## Objective
Your task is to copy every line of the entries that contains "black".

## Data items
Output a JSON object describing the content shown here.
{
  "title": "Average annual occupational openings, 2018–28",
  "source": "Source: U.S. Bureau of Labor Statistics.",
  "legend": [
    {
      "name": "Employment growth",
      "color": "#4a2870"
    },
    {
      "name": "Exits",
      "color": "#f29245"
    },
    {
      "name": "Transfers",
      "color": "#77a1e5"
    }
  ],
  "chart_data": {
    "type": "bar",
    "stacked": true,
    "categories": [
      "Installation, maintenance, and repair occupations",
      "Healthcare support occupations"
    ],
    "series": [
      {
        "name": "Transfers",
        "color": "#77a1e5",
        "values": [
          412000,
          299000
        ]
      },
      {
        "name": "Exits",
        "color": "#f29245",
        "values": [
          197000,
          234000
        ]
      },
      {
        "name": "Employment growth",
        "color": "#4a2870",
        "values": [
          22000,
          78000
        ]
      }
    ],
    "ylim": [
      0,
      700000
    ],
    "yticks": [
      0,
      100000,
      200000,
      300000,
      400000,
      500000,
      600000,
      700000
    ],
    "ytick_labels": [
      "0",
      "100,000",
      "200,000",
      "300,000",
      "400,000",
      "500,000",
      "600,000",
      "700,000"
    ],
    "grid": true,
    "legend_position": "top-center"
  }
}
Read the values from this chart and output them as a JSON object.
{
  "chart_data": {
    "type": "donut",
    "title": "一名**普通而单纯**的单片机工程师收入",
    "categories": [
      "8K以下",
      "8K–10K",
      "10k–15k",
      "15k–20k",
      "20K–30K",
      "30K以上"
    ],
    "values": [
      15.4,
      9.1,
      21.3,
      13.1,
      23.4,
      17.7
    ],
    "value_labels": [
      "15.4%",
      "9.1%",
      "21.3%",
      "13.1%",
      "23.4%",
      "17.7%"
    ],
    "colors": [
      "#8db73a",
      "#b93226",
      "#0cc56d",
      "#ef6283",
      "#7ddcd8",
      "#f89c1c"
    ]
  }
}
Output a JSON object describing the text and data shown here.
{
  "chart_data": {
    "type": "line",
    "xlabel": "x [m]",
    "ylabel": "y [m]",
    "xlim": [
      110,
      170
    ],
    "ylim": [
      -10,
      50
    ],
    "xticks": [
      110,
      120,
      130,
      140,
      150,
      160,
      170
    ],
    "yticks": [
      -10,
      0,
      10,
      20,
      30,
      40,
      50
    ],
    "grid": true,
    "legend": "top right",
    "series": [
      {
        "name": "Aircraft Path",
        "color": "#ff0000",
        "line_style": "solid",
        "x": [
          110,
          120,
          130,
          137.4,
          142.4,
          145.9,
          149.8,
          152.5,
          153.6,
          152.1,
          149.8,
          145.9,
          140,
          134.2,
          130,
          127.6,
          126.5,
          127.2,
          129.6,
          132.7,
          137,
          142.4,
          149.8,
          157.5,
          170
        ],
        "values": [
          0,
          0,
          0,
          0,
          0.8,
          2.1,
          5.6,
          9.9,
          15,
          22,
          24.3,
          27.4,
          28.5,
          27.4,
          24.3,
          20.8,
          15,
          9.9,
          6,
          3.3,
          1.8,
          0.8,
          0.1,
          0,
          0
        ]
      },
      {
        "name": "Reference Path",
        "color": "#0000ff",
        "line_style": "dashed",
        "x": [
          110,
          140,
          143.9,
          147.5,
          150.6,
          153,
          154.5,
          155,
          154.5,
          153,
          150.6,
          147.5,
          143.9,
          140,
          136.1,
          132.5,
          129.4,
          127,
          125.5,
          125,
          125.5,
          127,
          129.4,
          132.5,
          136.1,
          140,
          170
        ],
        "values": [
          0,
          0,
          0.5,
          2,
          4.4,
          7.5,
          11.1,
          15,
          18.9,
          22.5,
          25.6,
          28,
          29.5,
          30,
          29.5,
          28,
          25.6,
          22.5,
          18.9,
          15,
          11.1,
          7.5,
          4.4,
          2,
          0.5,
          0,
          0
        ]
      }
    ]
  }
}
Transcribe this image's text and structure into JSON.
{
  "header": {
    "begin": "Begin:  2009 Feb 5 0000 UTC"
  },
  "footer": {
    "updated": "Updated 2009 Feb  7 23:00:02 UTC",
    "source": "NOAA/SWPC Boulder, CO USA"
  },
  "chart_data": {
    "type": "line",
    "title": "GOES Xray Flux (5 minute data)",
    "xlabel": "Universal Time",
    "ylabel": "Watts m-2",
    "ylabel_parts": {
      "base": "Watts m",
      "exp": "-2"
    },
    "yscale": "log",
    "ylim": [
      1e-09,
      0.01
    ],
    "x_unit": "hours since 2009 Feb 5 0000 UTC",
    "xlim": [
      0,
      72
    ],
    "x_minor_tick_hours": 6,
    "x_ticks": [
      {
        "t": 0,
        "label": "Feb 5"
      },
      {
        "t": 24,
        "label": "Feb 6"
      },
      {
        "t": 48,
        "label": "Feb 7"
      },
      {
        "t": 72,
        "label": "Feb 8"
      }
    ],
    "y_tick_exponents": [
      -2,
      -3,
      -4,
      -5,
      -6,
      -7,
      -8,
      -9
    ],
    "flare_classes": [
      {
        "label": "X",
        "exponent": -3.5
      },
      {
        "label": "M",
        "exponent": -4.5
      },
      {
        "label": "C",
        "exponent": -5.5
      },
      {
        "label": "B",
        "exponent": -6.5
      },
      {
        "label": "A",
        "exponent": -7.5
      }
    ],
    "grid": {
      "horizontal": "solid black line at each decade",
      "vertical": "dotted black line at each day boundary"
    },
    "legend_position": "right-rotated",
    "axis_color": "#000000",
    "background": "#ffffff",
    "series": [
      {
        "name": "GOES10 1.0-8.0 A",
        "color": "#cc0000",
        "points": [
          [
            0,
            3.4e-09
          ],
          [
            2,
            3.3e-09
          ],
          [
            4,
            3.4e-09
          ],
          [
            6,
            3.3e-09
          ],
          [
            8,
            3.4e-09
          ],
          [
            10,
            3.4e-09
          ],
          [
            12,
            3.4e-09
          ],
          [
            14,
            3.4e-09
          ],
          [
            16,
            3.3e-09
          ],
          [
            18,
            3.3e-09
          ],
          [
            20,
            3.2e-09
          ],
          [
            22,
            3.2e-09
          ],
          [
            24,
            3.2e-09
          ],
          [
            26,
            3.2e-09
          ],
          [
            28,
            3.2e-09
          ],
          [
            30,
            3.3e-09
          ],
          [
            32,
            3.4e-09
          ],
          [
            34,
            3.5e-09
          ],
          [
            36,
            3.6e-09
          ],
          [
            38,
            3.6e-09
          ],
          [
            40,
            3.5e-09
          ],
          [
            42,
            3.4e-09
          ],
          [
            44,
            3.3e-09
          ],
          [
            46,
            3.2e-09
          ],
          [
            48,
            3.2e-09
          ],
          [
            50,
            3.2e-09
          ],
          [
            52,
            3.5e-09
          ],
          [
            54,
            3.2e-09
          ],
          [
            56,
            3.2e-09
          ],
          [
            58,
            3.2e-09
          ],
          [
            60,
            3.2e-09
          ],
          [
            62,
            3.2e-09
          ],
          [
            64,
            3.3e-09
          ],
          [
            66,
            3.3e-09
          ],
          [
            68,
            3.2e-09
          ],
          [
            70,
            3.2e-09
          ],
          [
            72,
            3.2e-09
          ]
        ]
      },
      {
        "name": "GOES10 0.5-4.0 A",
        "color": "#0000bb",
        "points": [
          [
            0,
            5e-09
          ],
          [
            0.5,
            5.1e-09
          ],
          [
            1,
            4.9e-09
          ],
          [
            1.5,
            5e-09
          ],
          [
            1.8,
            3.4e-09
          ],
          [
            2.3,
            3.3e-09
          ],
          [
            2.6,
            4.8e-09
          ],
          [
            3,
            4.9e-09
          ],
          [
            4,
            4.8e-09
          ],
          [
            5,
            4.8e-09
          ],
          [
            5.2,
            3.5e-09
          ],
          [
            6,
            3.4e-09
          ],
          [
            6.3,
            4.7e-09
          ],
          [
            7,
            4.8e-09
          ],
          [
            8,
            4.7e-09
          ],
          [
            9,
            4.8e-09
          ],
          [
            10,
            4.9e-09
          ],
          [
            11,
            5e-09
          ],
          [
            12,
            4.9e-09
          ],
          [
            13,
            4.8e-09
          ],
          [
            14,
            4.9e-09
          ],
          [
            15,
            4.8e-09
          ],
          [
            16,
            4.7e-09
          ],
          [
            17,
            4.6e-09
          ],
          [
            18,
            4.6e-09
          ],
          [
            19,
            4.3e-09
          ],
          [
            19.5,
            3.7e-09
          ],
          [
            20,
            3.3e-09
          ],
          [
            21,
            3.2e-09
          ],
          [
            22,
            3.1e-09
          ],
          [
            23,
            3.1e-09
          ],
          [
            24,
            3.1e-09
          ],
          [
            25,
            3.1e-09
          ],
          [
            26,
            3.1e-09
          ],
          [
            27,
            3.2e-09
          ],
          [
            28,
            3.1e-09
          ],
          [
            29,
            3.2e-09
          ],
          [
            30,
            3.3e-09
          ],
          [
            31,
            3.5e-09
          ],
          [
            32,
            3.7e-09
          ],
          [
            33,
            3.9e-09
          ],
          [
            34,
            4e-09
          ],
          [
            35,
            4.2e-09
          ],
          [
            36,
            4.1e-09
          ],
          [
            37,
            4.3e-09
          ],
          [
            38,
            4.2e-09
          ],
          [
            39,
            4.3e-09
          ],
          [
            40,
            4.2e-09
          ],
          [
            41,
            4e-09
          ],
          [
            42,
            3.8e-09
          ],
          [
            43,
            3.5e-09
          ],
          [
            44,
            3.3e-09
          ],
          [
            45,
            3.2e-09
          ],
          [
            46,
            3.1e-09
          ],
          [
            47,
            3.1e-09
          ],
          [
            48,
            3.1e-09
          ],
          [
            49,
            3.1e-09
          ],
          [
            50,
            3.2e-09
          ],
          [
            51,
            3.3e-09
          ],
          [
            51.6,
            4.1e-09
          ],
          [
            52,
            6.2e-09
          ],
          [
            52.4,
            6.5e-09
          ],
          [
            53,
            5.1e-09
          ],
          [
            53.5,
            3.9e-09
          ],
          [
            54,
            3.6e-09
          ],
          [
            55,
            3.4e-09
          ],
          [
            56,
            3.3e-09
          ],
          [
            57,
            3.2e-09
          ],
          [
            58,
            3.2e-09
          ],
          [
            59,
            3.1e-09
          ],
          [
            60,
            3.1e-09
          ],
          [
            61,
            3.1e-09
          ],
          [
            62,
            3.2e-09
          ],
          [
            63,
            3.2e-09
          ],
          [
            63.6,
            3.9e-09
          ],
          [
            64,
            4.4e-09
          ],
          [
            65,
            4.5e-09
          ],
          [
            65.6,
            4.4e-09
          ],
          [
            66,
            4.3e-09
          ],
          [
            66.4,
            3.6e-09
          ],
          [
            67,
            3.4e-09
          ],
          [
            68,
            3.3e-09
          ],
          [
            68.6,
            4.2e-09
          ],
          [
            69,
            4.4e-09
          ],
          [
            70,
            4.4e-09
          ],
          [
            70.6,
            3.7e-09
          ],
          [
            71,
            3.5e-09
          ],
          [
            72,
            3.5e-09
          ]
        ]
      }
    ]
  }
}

## Final answer
      "horizontal": "solid black line at each decade",
      "vertical": "dotted black line at each day boundary"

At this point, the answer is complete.